• [Gösterilen metin]
────────────────────────────────────────

Liderlikten Öte Bir Duruş: Erdoğan’ın Küresel Barış
Vizyonu

Günümüzde küresel siyaset, çıkar odaklı yaklaşımlar ve dar
milliyetçi söylemlerle şekillenirken, ‘gerçek liderliğin ne anlama geldiği?’
sorusu önemli hale geldi. Donald Trump’ın Birleşmiş Milletler kürsüsünden
yaptığı konuşma, bu tartışmaya yeni bir boyut kazandırdı. Kendi iktidarına
yatırım mahiyetinde, “ben” odaklı bir yaklaşımla yürütülen bu
konuşma, bir liderin sadece kendi ulusunu değil, tüm dünya halklarını
kucaklaması gerektiği gerçeğini gölgede bıraktı.

 
‘Önce Amerika’
Zihniyetinin Küresel Çıkmazı


Trump’ın “Yeniden Büyük Amerika” söylemi,
Avrupa’yı küçülten ve Filistin gibi işgal altındaki coğrafyalara karşı duyarsız
kalan bir politikayı simgeliyor. Atalarından kalan mirasa sahip çıkmayı kutsal
bir görev addederken, Filistin halkının kan, ter ve gözyaşı ile sınanan
acılarını görmezden gelmesi, bu zihniyetin en çarpıcı örneğiydi.


İsrail’e her yıl milyarlarca dolar sübvansiyon sağlayan ve
Netanyahu’nun sınır tanımayan kararlılığını destekleyen bir duruş sergilemek,
barışa hizmet etmekten çok uzak.. Dünyanın süper gücü olma iddiasındaki bir
ülkenin, Uluslararası Adalet Divanı’na bile yaptırım uygulamayı düşünmesi, bu
yaklaşımın ne kadar çelişkili ve tehlikeli olduğunu gözler önüne seriyor.

 
Gerçek Liderliğin Sesi:
Erdoğan’ın Cesur Dokunuşu


Trump’ın öfkeli ve yalnız duruşunun aksine, Birleşmiş
Milletler’de cesur, kararlı ve adil bir liderin sesi yankılandı: Recep Tayyip
Erdoğan. Söylemleriyle sadece kendi milletini değil, tüm dünya halklarını
onurlandıran Erdoğan, Filistin’e olan sarsılmaz desteğini ve Kuzey Kıbrıs Türk
Cumhuriyeti’nin tanınması konusundaki kararlılığını tüm dünyaya duyurdu.

 
Denizdeki “Freedom Flotilla” (Özgürlük
Filosu) aktivistlerinden karadaki Filistin destekçilerine kadar her kesimden
insanı kucaklayan bu vefalı duruş, uluslararası arenada bir milat
niteliğindeydi.

 
Güç Dengelerini
Değiştiren Türkiye Misyonu

 
Yıllarca süper güç olarak bilinen ve kendi hegemonyasını tüm
dünyaya dayatan Amerika’nın aksine, Türkiye; liderliği ve süper güç misyonunu
farklı bir boyuta taşıyor. Sadece “sevdiği” ülkelere yardım etmek
yerine, din, dil, ırk farkı gözetmeksizin tüm halkların barış ve refah içinde
yaşaması için mücadele eden Türkiye, gerçek bir barışçı olduğunu kanıtladı.

────────────────────────────────────────

Aşağıdaki üç ifade yukarıdaki metinle uyuşuyor mu? Her biri için evet veya hayır yazın ve kararı belirleyen ifadeyi metinden aynen alıntılayın. 1. Trump’ın Birleşmiş Milletler konuşması “ben” odaklı bir yaklaşımla yürütüldü. 2. Erdoğan, Kuzey Kıbrıs Türk Cumhuriyeti’nin tanınması konusundaki kararlılığını dünyaya duyurdu. 3. Türkiye yalnızca “sevdiği” ülkelere yardım ediyor.

────────────────────────────────────────

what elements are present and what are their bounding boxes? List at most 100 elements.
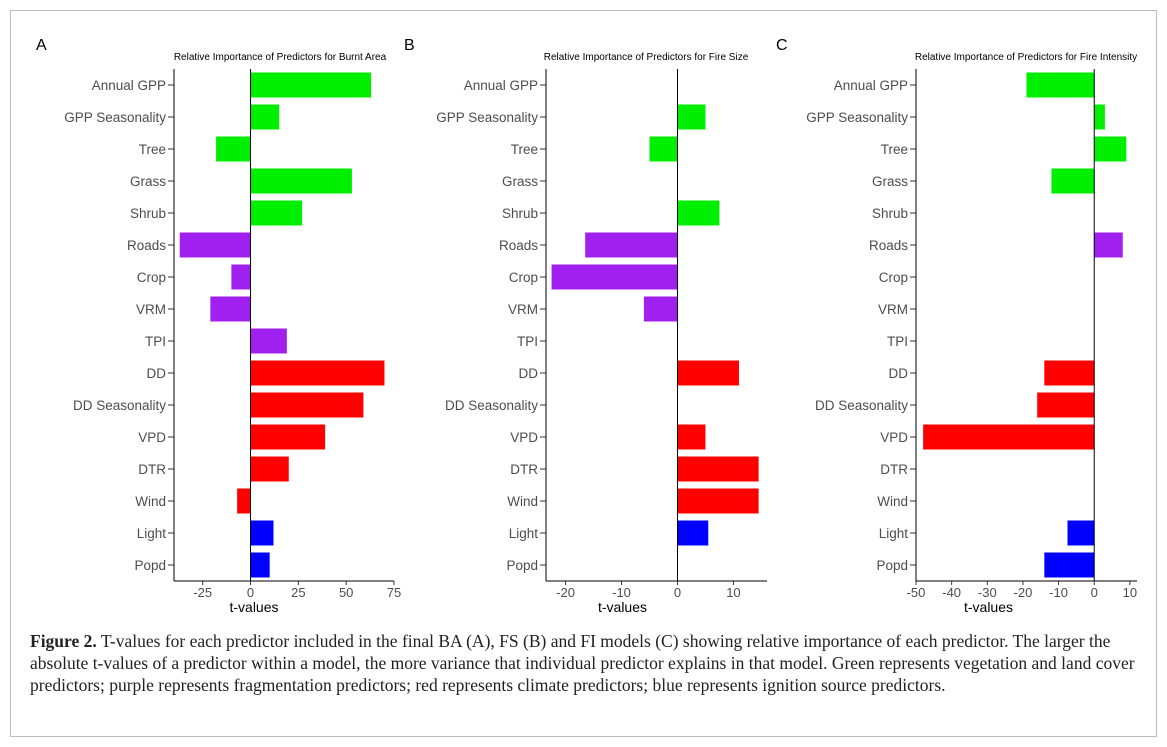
bar-a-popd: [250, 552, 270, 578]
category-label: Crop: [879, 270, 908, 285]
bar-a-gpp-seasonality: [250, 104, 280, 130]
category-label: Grass: [502, 174, 538, 189]
category-label: GPP Seasonality: [64, 110, 166, 125]
x-tick-label: 10: [1123, 585, 1137, 600]
bar-b-shrub: [677, 200, 720, 226]
bar-b-dtr: [677, 456, 759, 482]
bar-b-wind: [677, 488, 759, 514]
bar-b-vpd: [677, 424, 706, 450]
chart-title-b: Relative Importance of Predictors for Fi…: [544, 52, 749, 63]
category-label: Tree: [511, 142, 538, 157]
panel-letter-c: C: [776, 37, 788, 54]
bar-b-gpp-seasonality: [677, 104, 706, 130]
category-label: VRM: [136, 302, 166, 317]
bar-a-vpd: [250, 424, 326, 450]
bar-b-tree: [649, 136, 678, 162]
category-label: Shrub: [130, 206, 166, 221]
category-label: VRM: [508, 302, 538, 317]
category-label: Light: [879, 526, 909, 541]
category-label: Shrub: [872, 206, 908, 221]
bar-b-light: [677, 520, 709, 546]
category-label: Roads: [127, 238, 166, 253]
bar-a-vrm: [210, 296, 251, 322]
bar-a-dd: [250, 360, 385, 386]
x-tick-label: -40: [942, 585, 961, 600]
bar-a-wind: [237, 488, 251, 514]
x-tick-label: 25: [291, 585, 305, 600]
bar-c-dd: [1044, 360, 1095, 386]
bar-a-light: [250, 520, 274, 546]
figure-charts: A Relative Importance of Predictors for B…: [36, 37, 1137, 615]
category-label: TPI: [145, 334, 166, 349]
x-tick-label: -25: [193, 585, 212, 600]
category-label: Popd: [506, 558, 538, 573]
category-label: Roads: [499, 238, 538, 253]
category-label: Popd: [876, 558, 908, 573]
category-label: Wind: [507, 494, 538, 509]
bar-c-dd-seasonality: [1037, 392, 1095, 418]
figure-caption: Figure 2. T-values for each predictor in…: [30, 630, 1140, 696]
category-label: DD Seasonality: [73, 398, 166, 413]
category-label: Wind: [877, 494, 908, 509]
bar-c-vpd: [923, 424, 1095, 450]
bar-c-roads: [1094, 232, 1123, 258]
chart-panel-c: C Relative Importance of Predictors for F…: [776, 37, 1137, 615]
chart-title-c: Relative Importance of Predictors for Fi…: [915, 52, 1137, 63]
bar-a-dtr: [250, 456, 289, 482]
category-label: Annual GPP: [464, 78, 538, 93]
x-axis-title-b: t-values: [598, 599, 647, 615]
bar-a-grass: [250, 168, 352, 194]
category-label: Light: [509, 526, 539, 541]
category-label: DTR: [880, 462, 908, 477]
category-label: Light: [137, 526, 167, 541]
x-tick-label: 10: [726, 585, 740, 600]
category-label: Popd: [134, 558, 166, 573]
category-label: GPP Seasonality: [806, 110, 908, 125]
category-label: Annual GPP: [92, 78, 166, 93]
x-tick-label: 50: [339, 585, 353, 600]
category-label: Tree: [139, 142, 166, 157]
chart-panel-b: B Relative Importance of Predictors for F…: [404, 37, 767, 615]
category-label: TPI: [517, 334, 538, 349]
category-label: VRM: [878, 302, 908, 317]
bar-c-gpp-seasonality: [1094, 104, 1105, 130]
category-label: VPD: [138, 430, 166, 445]
category-label: Crop: [509, 270, 538, 285]
bar-a-shrub: [250, 200, 303, 226]
category-label: Wind: [135, 494, 166, 509]
category-label: DD Seasonality: [815, 398, 908, 413]
bar-a-crop: [231, 264, 251, 290]
bar-a-tpi: [250, 328, 287, 354]
x-tick-label: 0: [1091, 585, 1098, 600]
x-tick-label: -20: [1014, 585, 1033, 600]
bar-b-roads: [585, 232, 678, 258]
bar-c-light: [1067, 520, 1095, 546]
category-label: DD: [147, 366, 167, 381]
category-label: Grass: [130, 174, 166, 189]
x-tick-label: -50: [907, 585, 926, 600]
bar-a-dd-seasonality: [250, 392, 364, 418]
category-label: DTR: [138, 462, 166, 477]
category-label: VPD: [880, 430, 908, 445]
category-label: VPD: [510, 430, 538, 445]
category-label: DD: [519, 366, 539, 381]
bar-a-roads: [179, 232, 251, 258]
x-tick-label: 0: [247, 585, 254, 600]
category-label: DTR: [510, 462, 538, 477]
panel-letter-b: B: [404, 37, 415, 54]
bar-c-tree: [1094, 136, 1127, 162]
category-label: Crop: [137, 270, 166, 285]
category-label: DD: [889, 366, 909, 381]
panel-letter-a: A: [36, 37, 47, 54]
x-axis-title-a: t-values: [229, 599, 278, 615]
category-label: Annual GPP: [834, 78, 908, 93]
bar-c-grass: [1051, 168, 1095, 194]
category-label: Grass: [872, 174, 908, 189]
caption-text: T-values for each predictor included in …: [30, 631, 1135, 695]
category-label: Roads: [869, 238, 908, 253]
chart-panel-a: A Relative Importance of Predictors for B…: [36, 37, 401, 615]
caption-label: Figure 2.: [30, 631, 97, 651]
bar-a-tree: [216, 136, 251, 162]
category-label: Shrub: [502, 206, 538, 221]
x-tick-label: -10: [612, 585, 631, 600]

────────────────────────────────────────

• [Çözümlü yanıt]
1. Evet: «Kendi iktidarına yatırım mahiyetinde, “ben” odaklı bir yaklaşımla yürütülen bu konuşma»
2. Evet: «Kuzey Kıbrıs Türk Cumhuriyeti’nin tanınması konusundaki kararlılığını tüm dünyaya duyurdu»
3. Hayır: «Sadece “sevdiği” ülkelere yardım etmek yerine, din, dil, ırk farkı gözetmeksizin tüm halkların barış ve refah içinde yaşaması için mücadele eden Türkiye»